DIRECTIONS -> Scan the records for "techniques". Show the matching lines.

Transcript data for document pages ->
◆ ◆ ◆
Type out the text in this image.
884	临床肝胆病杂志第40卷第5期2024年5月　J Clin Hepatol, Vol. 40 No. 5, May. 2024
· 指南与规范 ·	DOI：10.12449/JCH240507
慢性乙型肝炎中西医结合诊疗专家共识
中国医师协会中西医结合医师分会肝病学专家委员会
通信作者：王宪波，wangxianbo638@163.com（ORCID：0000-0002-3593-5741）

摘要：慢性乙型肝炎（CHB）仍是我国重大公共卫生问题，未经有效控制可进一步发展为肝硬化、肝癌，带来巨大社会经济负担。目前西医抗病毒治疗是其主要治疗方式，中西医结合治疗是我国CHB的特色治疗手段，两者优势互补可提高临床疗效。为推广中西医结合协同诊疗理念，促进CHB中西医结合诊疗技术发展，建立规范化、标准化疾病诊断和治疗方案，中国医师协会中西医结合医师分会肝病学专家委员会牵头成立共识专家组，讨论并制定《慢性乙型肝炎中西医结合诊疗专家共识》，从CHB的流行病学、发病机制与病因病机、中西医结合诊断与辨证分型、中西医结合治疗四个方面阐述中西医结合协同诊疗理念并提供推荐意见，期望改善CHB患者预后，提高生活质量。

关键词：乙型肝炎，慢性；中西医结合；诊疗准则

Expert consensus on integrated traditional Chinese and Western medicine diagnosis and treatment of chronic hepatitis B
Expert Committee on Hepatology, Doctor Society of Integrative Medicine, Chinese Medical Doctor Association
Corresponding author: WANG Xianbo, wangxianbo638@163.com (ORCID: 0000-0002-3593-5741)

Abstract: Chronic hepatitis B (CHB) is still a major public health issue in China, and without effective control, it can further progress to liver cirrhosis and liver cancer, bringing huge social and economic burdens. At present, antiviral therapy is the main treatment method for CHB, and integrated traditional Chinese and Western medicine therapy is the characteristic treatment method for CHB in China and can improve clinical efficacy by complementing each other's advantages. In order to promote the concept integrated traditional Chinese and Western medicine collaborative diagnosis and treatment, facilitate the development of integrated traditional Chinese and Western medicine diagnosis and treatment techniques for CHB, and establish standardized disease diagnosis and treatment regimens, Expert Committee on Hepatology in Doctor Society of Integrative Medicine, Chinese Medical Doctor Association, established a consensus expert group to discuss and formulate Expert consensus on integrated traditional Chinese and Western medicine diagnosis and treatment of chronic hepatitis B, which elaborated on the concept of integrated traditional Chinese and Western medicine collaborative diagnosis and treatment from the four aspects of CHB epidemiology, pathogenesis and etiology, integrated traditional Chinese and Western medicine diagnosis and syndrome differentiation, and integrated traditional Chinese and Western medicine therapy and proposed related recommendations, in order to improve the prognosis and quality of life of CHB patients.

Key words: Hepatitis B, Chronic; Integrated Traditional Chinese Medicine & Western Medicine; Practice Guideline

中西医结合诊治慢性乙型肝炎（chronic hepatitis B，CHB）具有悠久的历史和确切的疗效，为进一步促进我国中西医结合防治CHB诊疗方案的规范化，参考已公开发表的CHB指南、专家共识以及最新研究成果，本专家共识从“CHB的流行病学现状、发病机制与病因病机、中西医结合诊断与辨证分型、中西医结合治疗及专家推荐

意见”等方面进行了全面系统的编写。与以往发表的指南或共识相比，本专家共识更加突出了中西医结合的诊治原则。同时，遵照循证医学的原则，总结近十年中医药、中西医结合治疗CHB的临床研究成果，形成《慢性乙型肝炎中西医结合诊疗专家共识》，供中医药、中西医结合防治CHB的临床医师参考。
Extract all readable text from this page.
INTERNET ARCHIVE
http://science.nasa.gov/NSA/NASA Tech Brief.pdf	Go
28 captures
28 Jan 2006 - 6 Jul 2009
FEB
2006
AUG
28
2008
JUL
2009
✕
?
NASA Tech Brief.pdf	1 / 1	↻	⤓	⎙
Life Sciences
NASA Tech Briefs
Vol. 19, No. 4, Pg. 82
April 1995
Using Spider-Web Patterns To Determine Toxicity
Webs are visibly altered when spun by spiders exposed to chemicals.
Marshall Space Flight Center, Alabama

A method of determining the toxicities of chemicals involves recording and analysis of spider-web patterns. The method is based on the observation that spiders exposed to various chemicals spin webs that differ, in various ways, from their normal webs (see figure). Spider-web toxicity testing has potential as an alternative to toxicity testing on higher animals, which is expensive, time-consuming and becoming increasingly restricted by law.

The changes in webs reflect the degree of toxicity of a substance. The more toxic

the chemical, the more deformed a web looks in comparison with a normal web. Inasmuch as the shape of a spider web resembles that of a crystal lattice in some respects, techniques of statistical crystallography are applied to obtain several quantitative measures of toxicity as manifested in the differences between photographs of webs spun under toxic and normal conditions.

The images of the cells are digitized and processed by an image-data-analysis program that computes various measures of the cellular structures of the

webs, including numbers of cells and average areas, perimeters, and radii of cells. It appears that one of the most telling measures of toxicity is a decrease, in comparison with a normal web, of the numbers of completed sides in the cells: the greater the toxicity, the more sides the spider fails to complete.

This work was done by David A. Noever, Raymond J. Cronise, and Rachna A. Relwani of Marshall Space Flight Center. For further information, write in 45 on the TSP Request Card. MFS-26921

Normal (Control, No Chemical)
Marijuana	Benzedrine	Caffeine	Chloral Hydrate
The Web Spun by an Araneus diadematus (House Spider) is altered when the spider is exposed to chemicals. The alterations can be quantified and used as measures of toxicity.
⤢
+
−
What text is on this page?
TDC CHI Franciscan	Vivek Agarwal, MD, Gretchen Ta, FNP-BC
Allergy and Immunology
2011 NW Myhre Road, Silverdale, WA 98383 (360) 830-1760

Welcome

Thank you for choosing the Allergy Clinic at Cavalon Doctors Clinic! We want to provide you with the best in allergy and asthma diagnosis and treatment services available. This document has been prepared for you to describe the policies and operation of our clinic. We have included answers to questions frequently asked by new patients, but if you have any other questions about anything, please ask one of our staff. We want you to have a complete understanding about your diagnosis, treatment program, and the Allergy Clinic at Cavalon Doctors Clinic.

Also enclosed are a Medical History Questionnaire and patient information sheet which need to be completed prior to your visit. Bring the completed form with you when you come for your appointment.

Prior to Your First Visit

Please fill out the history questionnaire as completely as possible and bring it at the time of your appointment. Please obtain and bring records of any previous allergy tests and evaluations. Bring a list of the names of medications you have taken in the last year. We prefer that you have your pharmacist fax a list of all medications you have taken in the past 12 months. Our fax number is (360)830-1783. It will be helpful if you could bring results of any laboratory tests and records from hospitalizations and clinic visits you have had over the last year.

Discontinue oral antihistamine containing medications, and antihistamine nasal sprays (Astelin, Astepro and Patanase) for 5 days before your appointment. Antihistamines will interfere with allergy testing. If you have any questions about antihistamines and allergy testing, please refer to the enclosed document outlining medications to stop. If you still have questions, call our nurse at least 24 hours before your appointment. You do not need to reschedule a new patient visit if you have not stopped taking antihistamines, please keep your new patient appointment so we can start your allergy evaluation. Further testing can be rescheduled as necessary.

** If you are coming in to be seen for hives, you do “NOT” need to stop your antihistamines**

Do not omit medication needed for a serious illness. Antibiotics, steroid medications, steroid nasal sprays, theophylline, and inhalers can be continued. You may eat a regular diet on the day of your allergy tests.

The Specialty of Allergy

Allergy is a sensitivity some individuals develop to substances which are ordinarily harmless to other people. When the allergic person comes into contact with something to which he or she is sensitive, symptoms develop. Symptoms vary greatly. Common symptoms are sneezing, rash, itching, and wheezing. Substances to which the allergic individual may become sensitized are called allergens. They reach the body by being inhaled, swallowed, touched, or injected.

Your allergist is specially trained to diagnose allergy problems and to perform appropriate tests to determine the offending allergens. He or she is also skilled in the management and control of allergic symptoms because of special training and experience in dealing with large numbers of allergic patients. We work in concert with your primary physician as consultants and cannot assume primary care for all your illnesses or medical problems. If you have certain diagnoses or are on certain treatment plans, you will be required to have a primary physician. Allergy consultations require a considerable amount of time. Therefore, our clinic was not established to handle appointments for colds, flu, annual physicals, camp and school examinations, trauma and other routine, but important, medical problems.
◆ ◆ ◆
ANSWER TO THE PROBLEM ->
Abstract: Chronic hepatitis B (CHB) is still a major public health issue in China, and without effective control, it can further progress to liver cirrhosis and liver cancer, bringing huge social and economic burdens. At present, antiviral therapy is the main treatment method for CHB, and integrated traditional Chinese and Western medicine therapy is the characteristic treatment method for CHB in China and can improve clinical efficacy by complementing each other's advantages. In order to promote the concept integrated traditional Chinese and Western medicine collaborative diagnosis and treatment, facilitate the development of integrated traditional Chinese and Western medicine diagnosis and treatment techniques for CHB, and establish standardized disease diagnosis and treatment regimens, Expert Committee on Hepatology in Doctor Society of Integrative Medicine, Chinese Medical Doctor Association, established a consensus expert group to discuss and formulate Expert consensus on integrated traditional Chinese and Western medicine diagnosis and treatment of chronic hepatitis B, which elaborated on the concept of integrated traditional Chinese and Western medicine collaborative diagnosis and treatment from the four aspects of CHB epidemiology, pathogenesis and etiology, integrated traditional Chinese and Western medicine diagnosis and syndrome differentiation, and integrated traditional Chinese and Western medicine therapy and proposed related recommendations, in order to improve the prognosis and quality of life of CHB patients.
the chemical, the more deformed a web looks in comparison with a normal web. Inasmuch as the shape of a spider web resembles that of a crystal lattice in some respects, techniques of statistical crystallography are applied to obtain several quantitative measures of toxicity as manifested in the differences between photographs of webs spun under toxic and normal conditions.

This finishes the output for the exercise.